Return all the entries exactly, keeping pictures out.
%%
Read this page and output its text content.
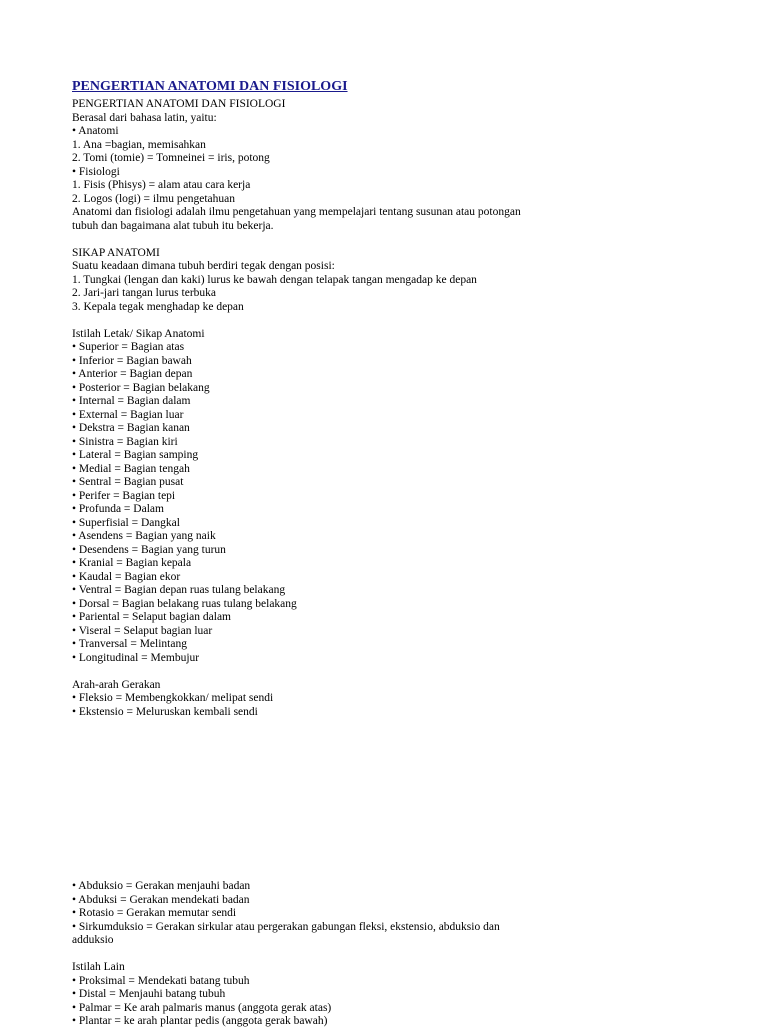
PENGERTIAN ANATOMI DAN FISIOLOGI
PENGERTIAN ANATOMI DAN FISIOLOGI
Berasal dari bahasa latin, yaitu:
• Anatomi
1. Ana =bagian, memisahkan
2. Tomi (tomie) = Tomneinei = iris, potong
• Fisiologi
1. Fisis (Phisys) = alam atau cara kerja
2. Logos (logi) = ilmu pengetahuan
Anatomi dan fisiologi adalah ilmu pengetahuan yang mempelajari tentang susunan atau potongan tubuh dan bagaimana alat tubuh itu bekerja.
SIKAP ANATOMI
Suatu keadaan dimana tubuh berdiri tegak dengan posisi:
1. Tungkai (lengan dan kaki) lurus ke bawah dengan telapak tangan mengadap ke depan
2. Jari-jari tangan lurus terbuka
3. Kepala tegak menghadap ke depan
Istilah Letak/ Sikap Anatomi
• Superior = Bagian atas
• Inferior = Bagian bawah
• Anterior = Bagian depan
• Posterior = Bagian belakang
• Internal = Bagian dalam
• External = Bagian luar
• Dekstra = Bagian kanan
• Sinistra = Bagian kiri
• Lateral = Bagian samping
• Medial = Bagian tengah
• Sentral = Bagian pusat
• Perifer = Bagian tepi
• Profunda = Dalam
• Superfisial = Dangkal
• Asendens = Bagian yang naik
• Desendens = Bagian yang turun
• Kranial = Bagian kepala
• Kaudal = Bagian ekor
• Ventral = Bagian depan ruas tulang belakang
• Dorsal = Bagian belakang ruas tulang belakang
• Pariental = Selaput bagian dalam
• Viseral = Selaput bagian luar
• Tranversal = Melintang
• Longitudinal = Membujur
Arah-arah Gerakan
• Fleksio = Membengkokkan/ melipat sendi
• Ekstensio = Meluruskan kembali sendi
• Abduksio = Gerakan menjauhi badan
• Abduksi = Gerakan mendekati badan
• Rotasio = Gerakan memutar sendi
• Sirkumduksio = Gerakan sirkular atau pergerakan gabungan fleksi, ekstensio, abduksio dan adduksio
Istilah Lain
• Proksimal = Mendekati batang tubuh
• Distal = Menjauhi batang tubuh
• Palmar = Ke arah palmaris manus (anggota gerak atas)
• Plantar = ke arah plantar pedis (anggota gerak bawah)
%%
**RESPONSE TO THE EXERCISE:**
Read this page and output its text content.
PENGERTIAN ANATOMI DAN FISIOLOGI
PENGERTIAN ANATOMI DAN FISIOLOGI
Berasal dari bahasa latin, yaitu:
• Anatomi
1. Ana =bagian, memisahkan
2. Tomi (tomie) = Tomneinei = iris, potong
• Fisiologi
1. Fisis (Phisys) = alam atau cara kerja
2. Logos (logi) = ilmu pengetahuan
Anatomi dan fisiologi adalah ilmu pengetahuan yang mempelajari tentang susunan atau potongan tubuh dan bagaimana alat tubuh itu bekerja.
SIKAP ANATOMI
Suatu keadaan dimana tubuh berdiri tegak dengan posisi:
1. Tungkai (lengan dan kaki) lurus ke bawah dengan telapak tangan mengadap ke depan
2. Jari-jari tangan lurus terbuka
3. Kepala tegak menghadap ke depan
Istilah Letak/ Sikap Anatomi
• Superior = Bagian atas
• Inferior = Bagian bawah
• Anterior = Bagian depan
• Posterior = Bagian belakang
• Internal = Bagian dalam
• External = Bagian luar
• Dekstra = Bagian kanan
• Sinistra = Bagian kiri
• Lateral = Bagian samping
• Medial = Bagian tengah
• Sentral = Bagian pusat
• Perifer = Bagian tepi
• Profunda = Dalam
• Superfisial = Dangkal
• Asendens = Bagian yang naik
• Desendens = Bagian yang turun
• Kranial = Bagian kepala
• Kaudal = Bagian ekor
• Ventral = Bagian depan ruas tulang belakang
• Dorsal = Bagian belakang ruas tulang belakang
• Pariental = Selaput bagian dalam
• Viseral = Selaput bagian luar
• Tranversal = Melintang
• Longitudinal = Membujur
Arah-arah Gerakan
• Fleksio = Membengkokkan/ melipat sendi
• Ekstensio = Meluruskan kembali sendi
• Abduksio = Gerakan menjauhi badan
• Abduksi = Gerakan mendekati badan
• Rotasio = Gerakan memutar sendi
• Sirkumduksio = Gerakan sirkular atau pergerakan gabungan fleksi, ekstensio, abduksio dan adduksio
Istilah Lain
• Proksimal = Mendekati batang tubuh
• Distal = Menjauhi batang tubuh
• Palmar = Ke arah palmaris manus (anggota gerak atas)
• Plantar = ke arah plantar pedis (anggota gerak bawah)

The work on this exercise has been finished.